■ **EXERCISE DESCRIPTION**
Copy all the data exactly, except the pictures.

■ **DATASET EXCERPTS**
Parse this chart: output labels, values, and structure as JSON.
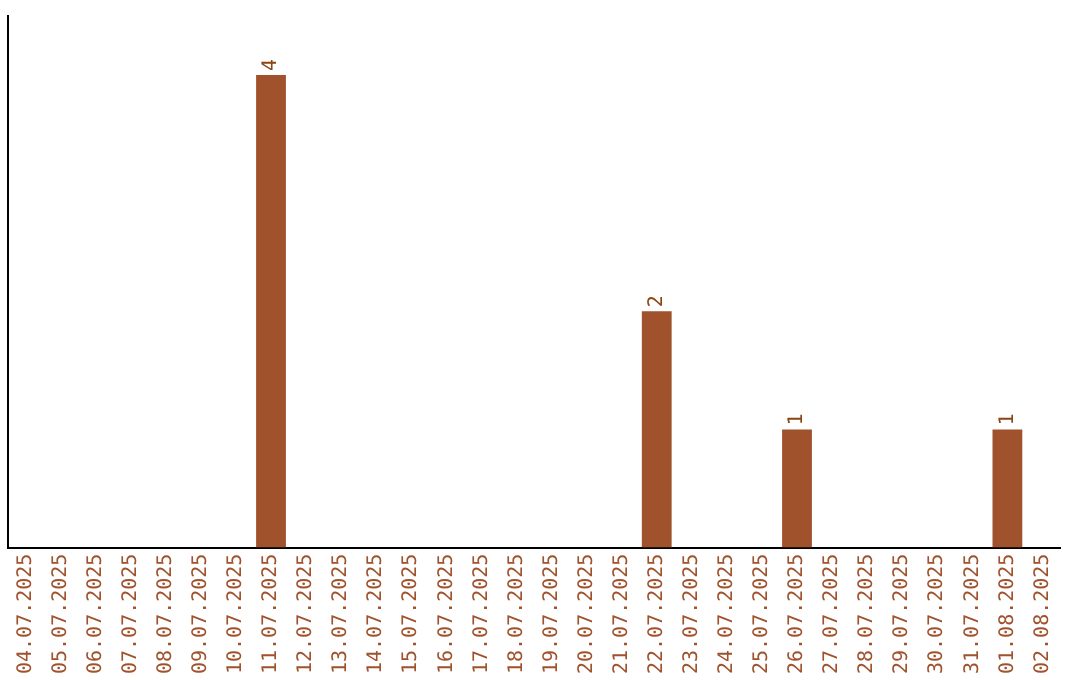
{
  "chart_data": {
    "type": "bar",
    "categories": [
      "04.07.2025",
      "05.07.2025",
      "06.07.2025",
      "07.07.2025",
      "08.07.2025",
      "09.07.2025",
      "10.07.2025",
      "11.07.2025",
      "12.07.2025",
      "13.07.2025",
      "14.07.2025",
      "15.07.2025",
      "16.07.2025",
      "17.07.2025",
      "18.07.2025",
      "19.07.2025",
      "20.07.2025",
      "21.07.2025",
      "22.07.2025",
      "23.07.2025",
      "24.07.2025",
      "25.07.2025",
      "26.07.2025",
      "27.07.2025",
      "28.07.2025",
      "29.07.2025",
      "30.07.2025",
      "31.07.2025",
      "01.08.2025",
      "02.08.2025"
    ],
    "values": [
      0,
      0,
      0,
      0,
      0,
      0,
      0,
      4,
      0,
      0,
      0,
      0,
      0,
      0,
      0,
      0,
      0,
      0,
      2,
      0,
      0,
      0,
      1,
      0,
      0,
      0,
      0,
      0,
      1,
      0
    ],
    "value_labels": [
      null,
      null,
      null,
      null,
      null,
      null,
      null,
      "4",
      null,
      null,
      null,
      null,
      null,
      null,
      null,
      null,
      null,
      null,
      "2",
      null,
      null,
      null,
      "1",
      null,
      null,
      null,
      null,
      null,
      "1",
      null
    ],
    "color": "#a0522d"
  }
}
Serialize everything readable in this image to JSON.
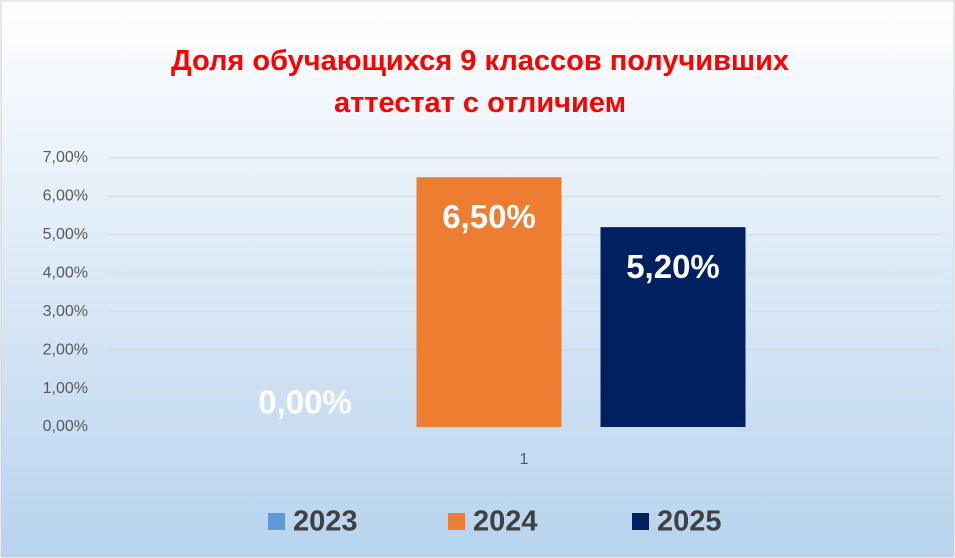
{
  "chart_data": {
    "type": "bar",
    "title": "Доля обучающихся 9 классов получивших аттестат с отличием",
    "categories": [
      "1"
    ],
    "series": [
      {
        "name": "2023",
        "color": "#5b9bd5",
        "values": [
          0
        ],
        "value_labels": [
          "0,00%"
        ]
      },
      {
        "name": "2024",
        "color": "#ed7d31",
        "values": [
          6.5
        ],
        "value_labels": [
          "6,50%"
        ]
      },
      {
        "name": "2025",
        "color": "#002060",
        "values": [
          5.2
        ],
        "value_labels": [
          "5,20%"
        ]
      }
    ],
    "ylim": [
      0,
      7
    ],
    "yticks": [
      {
        "value": 0,
        "label": "0,00%"
      },
      {
        "value": 1,
        "label": "1,00%"
      },
      {
        "value": 2,
        "label": "2,00%"
      },
      {
        "value": 3,
        "label": "3,00%"
      },
      {
        "value": 4,
        "label": "4,00%"
      },
      {
        "value": 5,
        "label": "5,00%"
      },
      {
        "value": 6,
        "label": "6,00%"
      },
      {
        "value": 7,
        "label": "7,00%"
      }
    ],
    "grid": true,
    "legend": "bottom"
  }
}
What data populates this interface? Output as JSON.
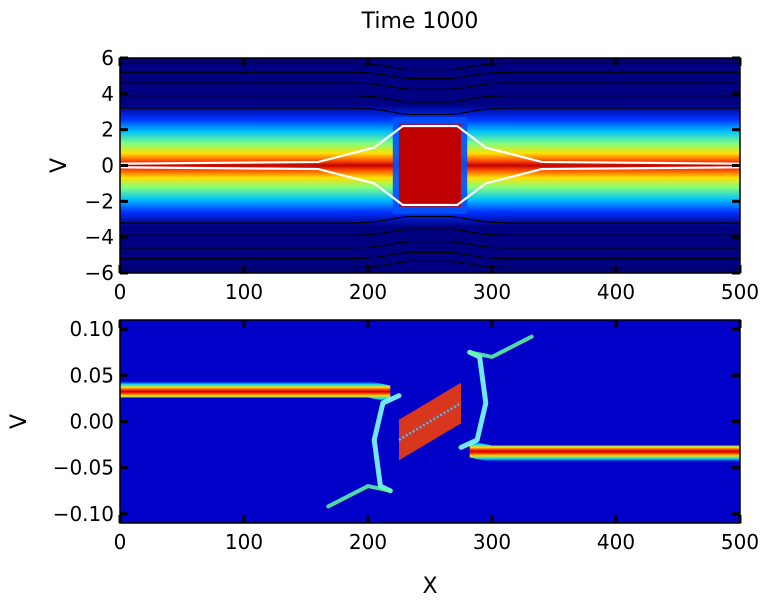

■ **WRITTEN SOLUTION**
Parse this chart: output labels, values, and structure as JSON.
{
  "chart_data": {
    "type": "bar",
    "categories": [
      "04.07.2025",
      "05.07.2025",
      "06.07.2025",
      "07.07.2025",
      "08.07.2025",
      "09.07.2025",
      "10.07.2025",
      "11.07.2025",
      "12.07.2025",
      "13.07.2025",
      "14.07.2025",
      "15.07.2025",
      "16.07.2025",
      "17.07.2025",
      "18.07.2025",
      "19.07.2025",
      "20.07.2025",
      "21.07.2025",
      "22.07.2025",
      "23.07.2025",
      "24.07.2025",
      "25.07.2025",
      "26.07.2025",
      "27.07.2025",
      "28.07.2025",
      "29.07.2025",
      "30.07.2025",
      "31.07.2025",
      "01.08.2025",
      "02.08.2025"
    ],
    "values": [
      0,
      0,
      0,
      0,
      0,
      0,
      0,
      4,
      0,
      0,
      0,
      0,
      0,
      0,
      0,
      0,
      0,
      0,
      2,
      0,
      0,
      0,
      1,
      0,
      0,
      0,
      0,
      0,
      1,
      0
    ],
    "value_labels": [
      null,
      null,
      null,
      null,
      null,
      null,
      null,
      "4",
      null,
      null,
      null,
      null,
      null,
      null,
      null,
      null,
      null,
      null,
      "2",
      null,
      null,
      null,
      "1",
      null,
      null,
      null,
      null,
      null,
      "1",
      null
    ],
    "color": "#a0522d"
  }
}
Serialize everything readable in this image to JSON.
{
  "chart_data": {
    "type": "bar",
    "title": "Доля обучающихся 9 классов получивших аттестат с отличием",
    "categories": [
      "1"
    ],
    "series": [
      {
        "name": "2023",
        "color": "#5b9bd5",
        "values": [
          0
        ],
        "value_labels": [
          "0,00%"
        ]
      },
      {
        "name": "2024",
        "color": "#ed7d31",
        "values": [
          6.5
        ],
        "value_labels": [
          "6,50%"
        ]
      },
      {
        "name": "2025",
        "color": "#002060",
        "values": [
          5.2
        ],
        "value_labels": [
          "5,20%"
        ]
      }
    ],
    "ylim": [
      0,
      7
    ],
    "yticks": [
      {
        "value": 0,
        "label": "0,00%"
      },
      {
        "value": 1,
        "label": "1,00%"
      },
      {
        "value": 2,
        "label": "2,00%"
      },
      {
        "value": 3,
        "label": "3,00%"
      },
      {
        "value": 4,
        "label": "4,00%"
      },
      {
        "value": 5,
        "label": "5,00%"
      },
      {
        "value": 6,
        "label": "6,00%"
      },
      {
        "value": 7,
        "label": "7,00%"
      }
    ],
    "grid": true,
    "legend": "bottom"
  }
}
What data populates this interface? Output as JSON.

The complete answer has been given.